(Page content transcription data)
>>

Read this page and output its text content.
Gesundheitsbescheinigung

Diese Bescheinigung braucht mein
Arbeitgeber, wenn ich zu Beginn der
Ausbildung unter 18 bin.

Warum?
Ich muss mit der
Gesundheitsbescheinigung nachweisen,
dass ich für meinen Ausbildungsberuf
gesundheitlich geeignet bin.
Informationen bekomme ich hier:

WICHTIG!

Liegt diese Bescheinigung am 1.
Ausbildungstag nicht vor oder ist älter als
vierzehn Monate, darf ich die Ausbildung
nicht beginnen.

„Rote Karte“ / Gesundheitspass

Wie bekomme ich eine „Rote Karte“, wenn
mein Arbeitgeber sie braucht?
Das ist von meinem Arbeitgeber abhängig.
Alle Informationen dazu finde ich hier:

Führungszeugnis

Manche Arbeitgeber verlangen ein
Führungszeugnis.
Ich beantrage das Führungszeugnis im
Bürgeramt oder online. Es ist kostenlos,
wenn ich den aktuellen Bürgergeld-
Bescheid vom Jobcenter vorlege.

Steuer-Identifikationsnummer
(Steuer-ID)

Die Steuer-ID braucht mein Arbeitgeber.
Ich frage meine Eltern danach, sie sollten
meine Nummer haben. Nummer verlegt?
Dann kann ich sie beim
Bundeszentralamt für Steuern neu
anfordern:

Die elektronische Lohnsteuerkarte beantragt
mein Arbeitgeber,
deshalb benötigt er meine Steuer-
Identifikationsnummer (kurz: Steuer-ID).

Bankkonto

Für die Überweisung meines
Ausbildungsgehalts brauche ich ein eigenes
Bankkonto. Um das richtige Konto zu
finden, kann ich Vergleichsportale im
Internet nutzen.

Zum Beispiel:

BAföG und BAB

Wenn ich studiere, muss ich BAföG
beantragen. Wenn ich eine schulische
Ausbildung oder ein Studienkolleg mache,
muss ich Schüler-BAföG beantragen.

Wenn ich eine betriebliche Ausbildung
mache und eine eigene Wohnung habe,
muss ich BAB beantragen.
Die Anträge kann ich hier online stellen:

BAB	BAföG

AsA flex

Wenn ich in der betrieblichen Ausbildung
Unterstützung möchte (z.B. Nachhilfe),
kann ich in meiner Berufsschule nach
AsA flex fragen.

<<
>>

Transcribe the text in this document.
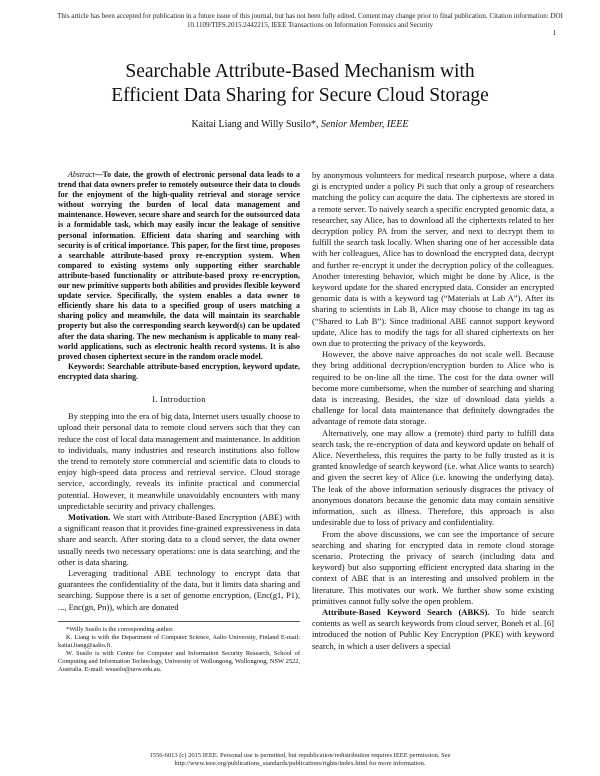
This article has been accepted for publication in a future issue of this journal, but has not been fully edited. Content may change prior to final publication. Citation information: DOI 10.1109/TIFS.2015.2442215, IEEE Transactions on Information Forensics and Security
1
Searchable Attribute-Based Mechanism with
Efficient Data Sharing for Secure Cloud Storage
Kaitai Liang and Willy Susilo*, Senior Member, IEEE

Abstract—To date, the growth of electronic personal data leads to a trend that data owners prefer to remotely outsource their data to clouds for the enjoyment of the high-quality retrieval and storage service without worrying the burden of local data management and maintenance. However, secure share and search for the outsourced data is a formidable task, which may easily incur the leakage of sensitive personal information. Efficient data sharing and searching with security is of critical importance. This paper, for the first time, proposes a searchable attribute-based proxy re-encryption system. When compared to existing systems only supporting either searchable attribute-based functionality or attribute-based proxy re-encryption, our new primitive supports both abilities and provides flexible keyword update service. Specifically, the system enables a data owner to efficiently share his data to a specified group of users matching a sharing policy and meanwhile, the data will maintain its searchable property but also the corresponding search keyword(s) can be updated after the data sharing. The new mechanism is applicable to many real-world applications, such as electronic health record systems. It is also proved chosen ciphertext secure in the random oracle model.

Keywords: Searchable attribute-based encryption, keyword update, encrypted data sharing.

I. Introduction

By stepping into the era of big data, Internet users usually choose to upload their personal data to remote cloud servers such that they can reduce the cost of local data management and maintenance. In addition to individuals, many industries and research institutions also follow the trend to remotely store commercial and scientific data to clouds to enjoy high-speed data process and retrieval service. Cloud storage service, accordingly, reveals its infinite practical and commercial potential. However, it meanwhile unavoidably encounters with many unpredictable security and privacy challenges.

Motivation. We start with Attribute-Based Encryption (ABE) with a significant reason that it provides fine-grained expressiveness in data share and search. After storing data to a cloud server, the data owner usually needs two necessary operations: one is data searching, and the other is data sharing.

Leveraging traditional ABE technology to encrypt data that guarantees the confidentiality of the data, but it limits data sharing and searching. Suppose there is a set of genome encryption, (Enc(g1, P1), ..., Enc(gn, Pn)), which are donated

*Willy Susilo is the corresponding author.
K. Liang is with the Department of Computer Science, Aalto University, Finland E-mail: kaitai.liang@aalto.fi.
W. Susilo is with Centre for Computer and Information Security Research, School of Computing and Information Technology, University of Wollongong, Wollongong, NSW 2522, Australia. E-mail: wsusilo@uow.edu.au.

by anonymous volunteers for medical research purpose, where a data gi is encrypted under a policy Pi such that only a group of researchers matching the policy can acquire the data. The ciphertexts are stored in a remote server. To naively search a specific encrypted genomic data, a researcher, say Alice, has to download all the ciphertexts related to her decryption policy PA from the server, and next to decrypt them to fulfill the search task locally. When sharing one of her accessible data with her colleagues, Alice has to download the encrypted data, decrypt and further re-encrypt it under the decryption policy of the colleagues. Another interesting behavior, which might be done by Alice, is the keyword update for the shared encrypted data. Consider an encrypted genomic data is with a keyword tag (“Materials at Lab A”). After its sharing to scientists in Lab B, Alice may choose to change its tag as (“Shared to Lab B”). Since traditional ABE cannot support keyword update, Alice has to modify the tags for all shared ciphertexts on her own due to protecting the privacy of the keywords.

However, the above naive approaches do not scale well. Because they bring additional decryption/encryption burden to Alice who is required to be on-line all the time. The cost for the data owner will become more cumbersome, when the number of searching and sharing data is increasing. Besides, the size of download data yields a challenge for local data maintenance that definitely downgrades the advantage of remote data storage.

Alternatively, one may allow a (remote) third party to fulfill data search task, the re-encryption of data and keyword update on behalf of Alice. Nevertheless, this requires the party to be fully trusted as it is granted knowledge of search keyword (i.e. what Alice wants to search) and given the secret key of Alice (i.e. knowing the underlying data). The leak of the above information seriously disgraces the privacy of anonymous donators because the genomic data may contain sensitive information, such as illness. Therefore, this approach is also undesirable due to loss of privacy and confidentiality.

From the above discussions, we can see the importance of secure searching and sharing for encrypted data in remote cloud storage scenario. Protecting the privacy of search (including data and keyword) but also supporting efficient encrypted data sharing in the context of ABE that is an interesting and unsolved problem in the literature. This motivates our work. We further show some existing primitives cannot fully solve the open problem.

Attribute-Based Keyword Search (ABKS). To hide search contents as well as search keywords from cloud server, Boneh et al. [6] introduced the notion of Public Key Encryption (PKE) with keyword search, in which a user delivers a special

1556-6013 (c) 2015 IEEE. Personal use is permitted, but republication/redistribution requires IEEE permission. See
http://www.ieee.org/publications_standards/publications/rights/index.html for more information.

<<

## Exercise directions:
Read through the entries and copy each line in which "Informationen" appears.

## Exercise answer:
Informationen bekomme ich hier:
Alle Informationen dazu finde ich hier:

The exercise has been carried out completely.